_Task directions:_ Copy out the lines that include the word "content".

(Stored entries)
>>>

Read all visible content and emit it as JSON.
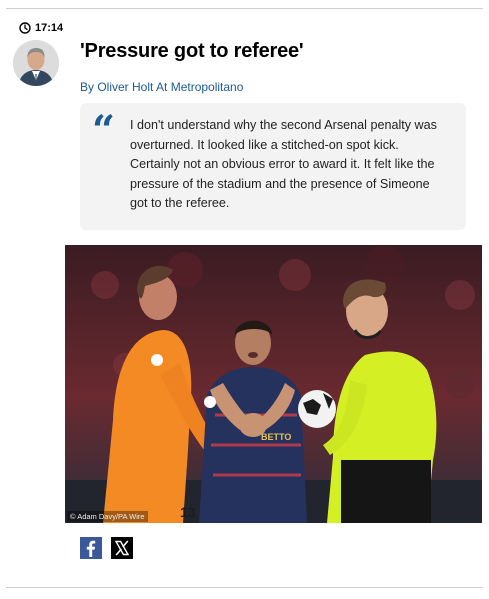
{
  "post": {
    "time": "17:14",
    "headline": "'Pressure got to referee'",
    "byline": "By Oliver Holt At Metropolitano",
    "quote": "I don't understand why the second Arsenal penalty was overturned. It looked like a stitched-on spot kick. Certainly not an obvious error to award it. It felt like the pressure of the stadium and the presence of Simeone got to the referee.",
    "quote_mark": "“",
    "photo_credit": "© Adam Davy/PA Wire"
  },
  "share": {
    "facebook_icon": "facebook-icon",
    "x_icon": "x-icon"
  },
  "colors": {
    "link_blue": "#1d5b94",
    "quote_bg": "#f3f3f3",
    "facebook": "#3b5998",
    "referee_kit": "#d4f024",
    "keeper_kit": "#ff8a1f"
  }
}
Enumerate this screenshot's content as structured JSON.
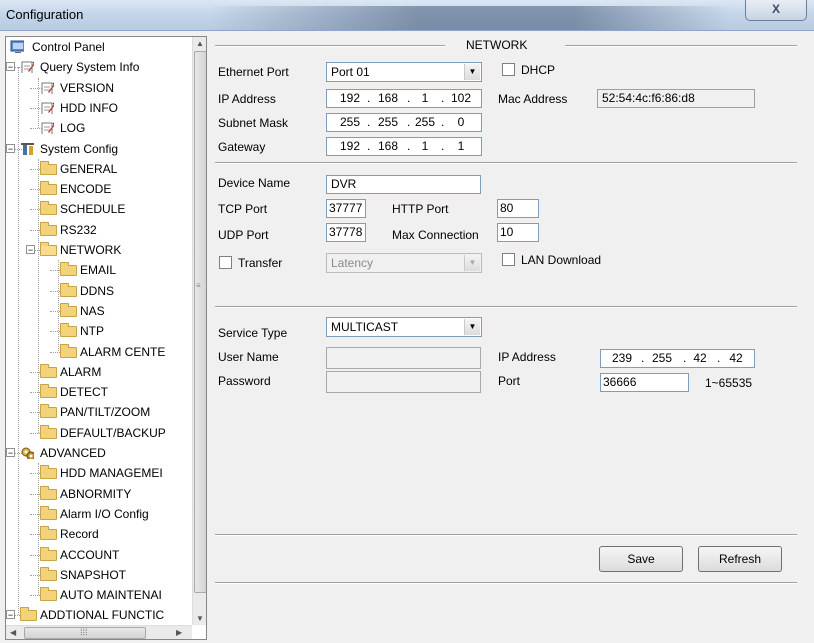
{
  "window": {
    "title": "Configuration",
    "close_glyph": "X"
  },
  "tree": {
    "items": [
      {
        "label": "Control Panel",
        "icon": "monitor-icon"
      },
      {
        "label": "Query System Info",
        "icon": "document-icon"
      },
      {
        "label": "VERSION",
        "icon": "document-icon"
      },
      {
        "label": "HDD INFO",
        "icon": "document-icon"
      },
      {
        "label": "LOG",
        "icon": "document-icon"
      },
      {
        "label": "System Config",
        "icon": "settings-icon"
      },
      {
        "label": "GENERAL",
        "icon": "folder-icon"
      },
      {
        "label": "ENCODE",
        "icon": "folder-icon"
      },
      {
        "label": "SCHEDULE",
        "icon": "folder-icon"
      },
      {
        "label": "RS232",
        "icon": "folder-icon"
      },
      {
        "label": "NETWORK",
        "icon": "folder-open-icon"
      },
      {
        "label": "EMAIL",
        "icon": "folder-icon"
      },
      {
        "label": "DDNS",
        "icon": "folder-icon"
      },
      {
        "label": "NAS",
        "icon": "folder-icon"
      },
      {
        "label": "NTP",
        "icon": "folder-icon"
      },
      {
        "label": "ALARM CENTE",
        "icon": "folder-icon"
      },
      {
        "label": "ALARM",
        "icon": "folder-icon"
      },
      {
        "label": "DETECT",
        "icon": "folder-icon"
      },
      {
        "label": "PAN/TILT/ZOOM",
        "icon": "folder-icon"
      },
      {
        "label": "DEFAULT/BACKUP",
        "icon": "folder-icon"
      },
      {
        "label": "ADVANCED",
        "icon": "gears-icon"
      },
      {
        "label": "HDD MANAGEMEI",
        "icon": "folder-icon"
      },
      {
        "label": "ABNORMITY",
        "icon": "folder-icon"
      },
      {
        "label": "Alarm I/O Config",
        "icon": "folder-icon"
      },
      {
        "label": "Record",
        "icon": "folder-icon"
      },
      {
        "label": "ACCOUNT",
        "icon": "folder-icon"
      },
      {
        "label": "SNAPSHOT",
        "icon": "folder-icon"
      },
      {
        "label": "AUTO MAINTENAI",
        "icon": "folder-icon"
      },
      {
        "label": "ADDTIONAL FUNCTIC",
        "icon": "folder-icon"
      }
    ]
  },
  "network": {
    "section_title": "NETWORK",
    "ethernet_port_label": "Ethernet Port",
    "ethernet_port_value": "Port 01",
    "dhcp_label": "DHCP",
    "ip_address_label": "IP Address",
    "ip": [
      "192",
      "168",
      "1",
      "102"
    ],
    "mac_address_label": "Mac Address",
    "mac_address_value": "52:54:4c:f6:86:d8",
    "subnet_mask_label": "Subnet Mask",
    "subnet": [
      "255",
      "255",
      "255",
      "0"
    ],
    "gateway_label": "Gateway",
    "gateway": [
      "192",
      "168",
      "1",
      "1"
    ],
    "device_name_label": "Device Name",
    "device_name_value": "DVR",
    "tcp_port_label": "TCP Port",
    "tcp_port_value": "37777",
    "http_port_label": "HTTP Port",
    "http_port_value": "80",
    "udp_port_label": "UDP Port",
    "udp_port_value": "37778",
    "max_connection_label": "Max Connection",
    "max_connection_value": "10",
    "transfer_label": "Transfer",
    "transfer_value": "Latency",
    "lan_download_label": "LAN Download",
    "service_type_label": "Service Type",
    "service_type_value": "MULTICAST",
    "user_name_label": "User Name",
    "password_label": "Password",
    "service_ip_label": "IP Address",
    "service_ip": [
      "239",
      "255",
      "42",
      "42"
    ],
    "port_label": "Port",
    "port_value": "36666",
    "port_range": "1~65535",
    "save_label": "Save",
    "refresh_label": "Refresh"
  }
}
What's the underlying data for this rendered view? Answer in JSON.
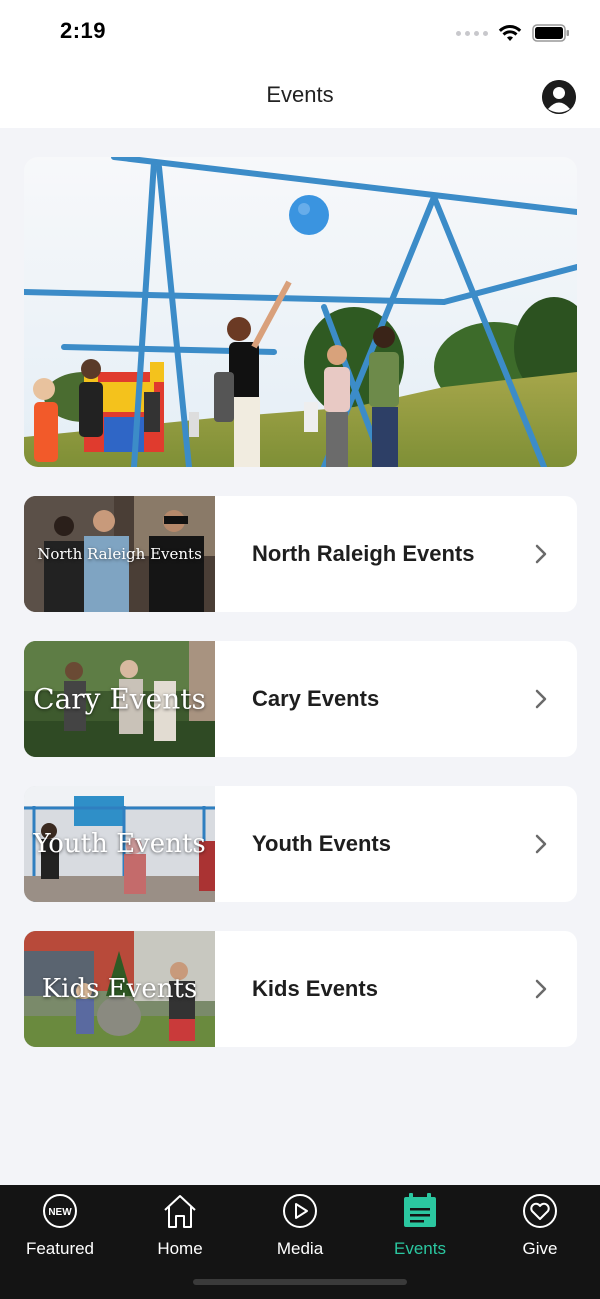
{
  "status_bar": {
    "time": "2:19"
  },
  "nav": {
    "title": "Events"
  },
  "events": [
    {
      "label": "North Raleigh Events",
      "thumb_text": "North Raleigh Events"
    },
    {
      "label": "Cary Events",
      "thumb_text": "Cary Events"
    },
    {
      "label": "Youth Events",
      "thumb_text": "Youth Events"
    },
    {
      "label": "Kids Events",
      "thumb_text": "Kids Events"
    }
  ],
  "tabs": [
    {
      "label": "Featured",
      "icon": "new-badge-icon"
    },
    {
      "label": "Home",
      "icon": "home-icon"
    },
    {
      "label": "Media",
      "icon": "play-icon"
    },
    {
      "label": "Events",
      "icon": "calendar-icon"
    },
    {
      "label": "Give",
      "icon": "heart-icon"
    }
  ],
  "tab_badge": {
    "text": "NEW"
  },
  "colors": {
    "accent": "#2bc7a0",
    "tab_bar_bg": "#141414",
    "page_bg": "#f3f4f8"
  }
}
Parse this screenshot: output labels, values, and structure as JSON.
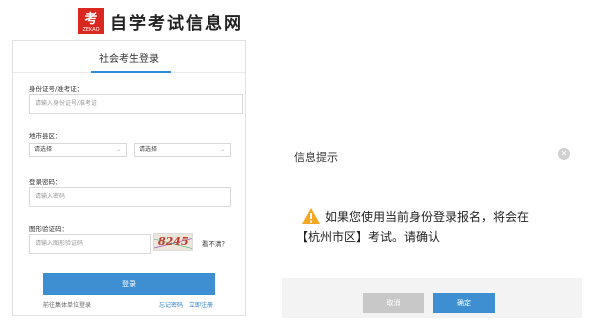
{
  "header": {
    "logo_badge": "考",
    "logo_sub": "ZEKAO",
    "site_name": "自学考试信息网"
  },
  "login": {
    "tab": "社会考生登录",
    "id_label": "身份证号/准考证：",
    "id_placeholder": "请输入身份证号/准考证",
    "district_label": "地市县区：",
    "city_select": "请选择",
    "county_select": "请选择",
    "password_label": "登录密码：",
    "password_placeholder": "请输入密码",
    "captcha_label": "图形验证码：",
    "captcha_placeholder": "请输入图形验证码",
    "captcha_text": "8245",
    "refresh_link": "看不清？",
    "login_button": "登录",
    "group_login_link": "前往集体单位登录",
    "forgot_link": "忘记密码",
    "register_link": "立即注册"
  },
  "dialog": {
    "title": "信息提示",
    "message_line1": "如果您使用当前身份登录报名，将会在",
    "message_line2": "【杭州市区】考试。请确认",
    "cancel_button": "取消",
    "ok_button": "确定"
  },
  "colors": {
    "accent": "#3d8fd2",
    "warning": "#f5a623",
    "logo_red": "#d9281f"
  }
}
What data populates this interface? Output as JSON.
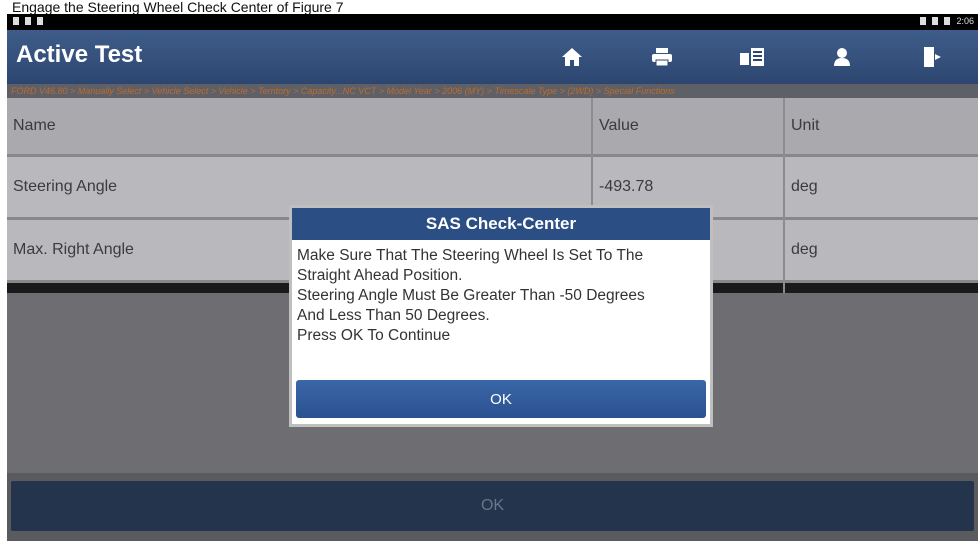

<<<

_Response to this task:_
Read all visible content and emit it as JSON.
Enumerate this screenshot's content as structured JSON.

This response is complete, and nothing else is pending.